Instructions to follow:
Would you quote the material below in full and unchanged?

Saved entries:

[Start]

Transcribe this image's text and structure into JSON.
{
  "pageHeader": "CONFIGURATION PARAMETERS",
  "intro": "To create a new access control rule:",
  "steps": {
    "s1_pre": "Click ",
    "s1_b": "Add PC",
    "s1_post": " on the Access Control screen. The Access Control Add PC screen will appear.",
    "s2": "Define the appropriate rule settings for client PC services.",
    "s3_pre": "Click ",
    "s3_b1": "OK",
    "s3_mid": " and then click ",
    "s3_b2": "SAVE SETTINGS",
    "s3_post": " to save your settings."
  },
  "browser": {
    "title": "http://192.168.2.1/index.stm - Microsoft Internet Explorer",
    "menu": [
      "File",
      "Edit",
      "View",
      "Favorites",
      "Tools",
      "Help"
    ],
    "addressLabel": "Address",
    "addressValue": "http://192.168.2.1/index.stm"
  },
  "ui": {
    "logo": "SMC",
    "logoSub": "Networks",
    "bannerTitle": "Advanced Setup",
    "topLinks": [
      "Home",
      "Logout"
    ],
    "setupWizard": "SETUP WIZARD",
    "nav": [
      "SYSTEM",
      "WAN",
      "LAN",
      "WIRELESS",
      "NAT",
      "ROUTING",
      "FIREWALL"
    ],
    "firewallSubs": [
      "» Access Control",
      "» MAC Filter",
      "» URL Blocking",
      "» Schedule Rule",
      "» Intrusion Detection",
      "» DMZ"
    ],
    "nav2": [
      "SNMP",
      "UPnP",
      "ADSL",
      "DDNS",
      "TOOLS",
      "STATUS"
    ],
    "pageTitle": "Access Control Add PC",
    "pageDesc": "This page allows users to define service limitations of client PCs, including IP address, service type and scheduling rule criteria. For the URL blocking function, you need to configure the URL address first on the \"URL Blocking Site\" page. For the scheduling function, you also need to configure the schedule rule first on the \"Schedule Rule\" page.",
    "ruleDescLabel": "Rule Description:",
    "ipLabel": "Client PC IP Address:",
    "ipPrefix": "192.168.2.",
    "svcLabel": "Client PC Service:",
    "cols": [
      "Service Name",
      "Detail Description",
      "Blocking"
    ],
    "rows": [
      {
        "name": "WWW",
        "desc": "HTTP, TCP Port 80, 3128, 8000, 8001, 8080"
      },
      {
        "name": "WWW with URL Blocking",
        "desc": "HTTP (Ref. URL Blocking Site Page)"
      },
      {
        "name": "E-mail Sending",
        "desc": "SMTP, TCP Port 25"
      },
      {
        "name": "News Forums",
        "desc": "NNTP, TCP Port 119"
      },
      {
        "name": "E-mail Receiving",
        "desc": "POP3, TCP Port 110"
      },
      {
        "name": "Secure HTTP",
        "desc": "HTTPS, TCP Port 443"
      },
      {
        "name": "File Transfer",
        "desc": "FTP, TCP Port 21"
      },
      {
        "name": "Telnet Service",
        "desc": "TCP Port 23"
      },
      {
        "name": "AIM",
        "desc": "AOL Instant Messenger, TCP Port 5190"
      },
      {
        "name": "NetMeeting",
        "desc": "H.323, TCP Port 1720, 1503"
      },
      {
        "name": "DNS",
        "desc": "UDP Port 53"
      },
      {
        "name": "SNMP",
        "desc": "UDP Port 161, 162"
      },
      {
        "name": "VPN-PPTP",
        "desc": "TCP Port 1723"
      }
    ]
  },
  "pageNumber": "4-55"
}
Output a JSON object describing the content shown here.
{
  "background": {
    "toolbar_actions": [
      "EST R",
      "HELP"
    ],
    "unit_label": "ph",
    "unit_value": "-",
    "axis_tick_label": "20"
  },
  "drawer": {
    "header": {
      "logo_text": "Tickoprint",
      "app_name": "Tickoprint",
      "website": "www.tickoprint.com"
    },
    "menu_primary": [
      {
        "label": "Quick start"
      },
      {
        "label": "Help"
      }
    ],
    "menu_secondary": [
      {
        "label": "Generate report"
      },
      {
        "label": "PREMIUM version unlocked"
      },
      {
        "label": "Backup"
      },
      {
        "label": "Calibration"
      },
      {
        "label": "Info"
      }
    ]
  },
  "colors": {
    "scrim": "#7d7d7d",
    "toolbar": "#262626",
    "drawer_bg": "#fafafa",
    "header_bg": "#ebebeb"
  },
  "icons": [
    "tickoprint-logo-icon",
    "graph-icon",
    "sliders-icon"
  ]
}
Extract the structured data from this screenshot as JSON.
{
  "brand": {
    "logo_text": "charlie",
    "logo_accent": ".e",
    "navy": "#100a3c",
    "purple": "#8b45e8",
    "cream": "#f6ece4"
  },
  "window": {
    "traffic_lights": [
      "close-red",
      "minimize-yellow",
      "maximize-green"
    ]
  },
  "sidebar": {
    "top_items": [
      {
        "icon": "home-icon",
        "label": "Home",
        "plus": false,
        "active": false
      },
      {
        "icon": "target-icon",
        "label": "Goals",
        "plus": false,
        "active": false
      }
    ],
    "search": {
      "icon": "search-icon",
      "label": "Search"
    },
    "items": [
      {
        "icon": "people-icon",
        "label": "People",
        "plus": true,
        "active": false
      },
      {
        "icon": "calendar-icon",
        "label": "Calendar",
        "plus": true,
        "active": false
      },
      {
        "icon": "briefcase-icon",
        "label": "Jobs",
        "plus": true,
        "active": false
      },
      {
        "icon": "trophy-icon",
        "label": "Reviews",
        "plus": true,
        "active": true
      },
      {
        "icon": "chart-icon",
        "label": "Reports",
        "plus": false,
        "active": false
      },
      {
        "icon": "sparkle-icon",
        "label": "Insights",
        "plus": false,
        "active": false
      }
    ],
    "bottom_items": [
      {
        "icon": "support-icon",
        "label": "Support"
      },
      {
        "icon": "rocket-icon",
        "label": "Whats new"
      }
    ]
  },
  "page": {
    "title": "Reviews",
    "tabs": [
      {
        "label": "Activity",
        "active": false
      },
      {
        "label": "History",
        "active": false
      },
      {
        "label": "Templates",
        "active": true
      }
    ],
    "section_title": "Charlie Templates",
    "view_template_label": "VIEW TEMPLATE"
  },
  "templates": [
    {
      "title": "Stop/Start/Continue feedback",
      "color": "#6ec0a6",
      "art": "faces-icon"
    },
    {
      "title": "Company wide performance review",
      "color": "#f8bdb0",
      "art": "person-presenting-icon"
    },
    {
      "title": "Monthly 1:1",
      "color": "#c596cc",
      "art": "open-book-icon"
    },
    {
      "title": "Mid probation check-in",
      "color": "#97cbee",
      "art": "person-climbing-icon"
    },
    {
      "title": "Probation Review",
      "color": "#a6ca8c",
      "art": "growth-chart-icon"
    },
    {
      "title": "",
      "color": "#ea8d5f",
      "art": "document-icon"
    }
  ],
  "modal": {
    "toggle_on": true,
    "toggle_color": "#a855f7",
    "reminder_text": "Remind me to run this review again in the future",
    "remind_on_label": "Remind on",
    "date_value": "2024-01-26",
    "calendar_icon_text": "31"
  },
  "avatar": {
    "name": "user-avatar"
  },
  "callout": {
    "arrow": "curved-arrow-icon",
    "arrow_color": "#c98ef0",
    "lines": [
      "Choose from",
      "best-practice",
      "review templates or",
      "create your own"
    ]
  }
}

[End]

Answer to this task:
Transcribe this image's text and structure into JSON.
{
  "pageHeader": "CONFIGURATION PARAMETERS",
  "intro": "To create a new access control rule:",
  "steps": {
    "s1_pre": "Click ",
    "s1_b": "Add PC",
    "s1_post": " on the Access Control screen. The Access Control Add PC screen will appear.",
    "s2": "Define the appropriate rule settings for client PC services.",
    "s3_pre": "Click ",
    "s3_b1": "OK",
    "s3_mid": " and then click ",
    "s3_b2": "SAVE SETTINGS",
    "s3_post": " to save your settings."
  },
  "browser": {
    "title": "http://192.168.2.1/index.stm - Microsoft Internet Explorer",
    "menu": [
      "File",
      "Edit",
      "View",
      "Favorites",
      "Tools",
      "Help"
    ],
    "addressLabel": "Address",
    "addressValue": "http://192.168.2.1/index.stm"
  },
  "ui": {
    "logo": "SMC",
    "logoSub": "Networks",
    "bannerTitle": "Advanced Setup",
    "topLinks": [
      "Home",
      "Logout"
    ],
    "setupWizard": "SETUP WIZARD",
    "nav": [
      "SYSTEM",
      "WAN",
      "LAN",
      "WIRELESS",
      "NAT",
      "ROUTING",
      "FIREWALL"
    ],
    "firewallSubs": [
      "» Access Control",
      "» MAC Filter",
      "» URL Blocking",
      "» Schedule Rule",
      "» Intrusion Detection",
      "» DMZ"
    ],
    "nav2": [
      "SNMP",
      "UPnP",
      "ADSL",
      "DDNS",
      "TOOLS",
      "STATUS"
    ],
    "pageTitle": "Access Control Add PC",
    "pageDesc": "This page allows users to define service limitations of client PCs, including IP address, service type and scheduling rule criteria. For the URL blocking function, you need to configure the URL address first on the \"URL Blocking Site\" page. For the scheduling function, you also need to configure the schedule rule first on the \"Schedule Rule\" page.",
    "ruleDescLabel": "Rule Description:",
    "ipLabel": "Client PC IP Address:",
    "ipPrefix": "192.168.2.",
    "svcLabel": "Client PC Service:",
    "cols": [
      "Service Name",
      "Detail Description",
      "Blocking"
    ],
    "rows": [
      {
        "name": "WWW",
        "desc": "HTTP, TCP Port 80, 3128, 8000, 8001, 8080"
      },
      {
        "name": "WWW with URL Blocking",
        "desc": "HTTP (Ref. URL Blocking Site Page)"
      },
      {
        "name": "E-mail Sending",
        "desc": "SMTP, TCP Port 25"
      },
      {
        "name": "News Forums",
        "desc": "NNTP, TCP Port 119"
      },
      {
        "name": "E-mail Receiving",
        "desc": "POP3, TCP Port 110"
      },
      {
        "name": "Secure HTTP",
        "desc": "HTTPS, TCP Port 443"
      },
      {
        "name": "File Transfer",
        "desc": "FTP, TCP Port 21"
      },
      {
        "name": "Telnet Service",
        "desc": "TCP Port 23"
      },
      {
        "name": "AIM",
        "desc": "AOL Instant Messenger, TCP Port 5190"
      },
      {
        "name": "NetMeeting",
        "desc": "H.323, TCP Port 1720, 1503"
      },
      {
        "name": "DNS",
        "desc": "UDP Port 53"
      },
      {
        "name": "SNMP",
        "desc": "UDP Port 161, 162"
      },
      {
        "name": "VPN-PPTP",
        "desc": "TCP Port 1723"
      }
    ]
  },
  "pageNumber": "4-55"
}
Output a JSON object describing the content shown here.
{
  "background": {
    "toolbar_actions": [
      "EST R",
      "HELP"
    ],
    "unit_label": "ph",
    "unit_value": "-",
    "axis_tick_label": "20"
  },
  "drawer": {
    "header": {
      "logo_text": "Tickoprint",
      "app_name": "Tickoprint",
      "website": "www.tickoprint.com"
    },
    "menu_primary": [
      {
        "label": "Quick start"
      },
      {
        "label": "Help"
      }
    ],
    "menu_secondary": [
      {
        "label": "Generate report"
      },
      {
        "label": "PREMIUM version unlocked"
      },
      {
        "label": "Backup"
      },
      {
        "label": "Calibration"
      },
      {
        "label": "Info"
      }
    ]
  },
  "colors": {
    "scrim": "#7d7d7d",
    "toolbar": "#262626",
    "drawer_bg": "#fafafa",
    "header_bg": "#ebebeb"
  },
  "icons": [
    "tickoprint-logo-icon",
    "graph-icon",
    "sliders-icon"
  ]
}
Extract the structured data from this screenshot as JSON.
{
  "brand": {
    "logo_text": "charlie",
    "logo_accent": ".e",
    "navy": "#100a3c",
    "purple": "#8b45e8",
    "cream": "#f6ece4"
  },
  "window": {
    "traffic_lights": [
      "close-red",
      "minimize-yellow",
      "maximize-green"
    ]
  },
  "sidebar": {
    "top_items": [
      {
        "icon": "home-icon",
        "label": "Home",
        "plus": false,
        "active": false
      },
      {
        "icon": "target-icon",
        "label": "Goals",
        "plus": false,
        "active": false
      }
    ],
    "search": {
      "icon": "search-icon",
      "label": "Search"
    },
    "items": [
      {
        "icon": "people-icon",
        "label": "People",
        "plus": true,
        "active": false
      },
      {
        "icon": "calendar-icon",
        "label": "Calendar",
        "plus": true,
        "active": false
      },
      {
        "icon": "briefcase-icon",
        "label": "Jobs",
        "plus": true,
        "active": false
      },
      {
        "icon": "trophy-icon",
        "label": "Reviews",
        "plus": true,
        "active": true
      },
      {
        "icon": "chart-icon",
        "label": "Reports",
        "plus": false,
        "active": false
      },
      {
        "icon": "sparkle-icon",
        "label": "Insights",
        "plus": false,
        "active": false
      }
    ],
    "bottom_items": [
      {
        "icon": "support-icon",
        "label": "Support"
      },
      {
        "icon": "rocket-icon",
        "label": "Whats new"
      }
    ]
  },
  "page": {
    "title": "Reviews",
    "tabs": [
      {
        "label": "Activity",
        "active": false
      },
      {
        "label": "History",
        "active": false
      },
      {
        "label": "Templates",
        "active": true
      }
    ],
    "section_title": "Charlie Templates",
    "view_template_label": "VIEW TEMPLATE"
  },
  "templates": [
    {
      "title": "Stop/Start/Continue feedback",
      "color": "#6ec0a6",
      "art": "faces-icon"
    },
    {
      "title": "Company wide performance review",
      "color": "#f8bdb0",
      "art": "person-presenting-icon"
    },
    {
      "title": "Monthly 1:1",
      "color": "#c596cc",
      "art": "open-book-icon"
    },
    {
      "title": "Mid probation check-in",
      "color": "#97cbee",
      "art": "person-climbing-icon"
    },
    {
      "title": "Probation Review",
      "color": "#a6ca8c",
      "art": "growth-chart-icon"
    },
    {
      "title": "",
      "color": "#ea8d5f",
      "art": "document-icon"
    }
  ],
  "modal": {
    "toggle_on": true,
    "toggle_color": "#a855f7",
    "reminder_text": "Remind me to run this review again in the future",
    "remind_on_label": "Remind on",
    "date_value": "2024-01-26",
    "calendar_icon_text": "31"
  },
  "avatar": {
    "name": "user-avatar"
  },
  "callout": {
    "arrow": "curved-arrow-icon",
    "arrow_color": "#c98ef0",
    "lines": [
      "Choose from",
      "best-practice",
      "review templates or",
      "create your own"
    ]
  }
}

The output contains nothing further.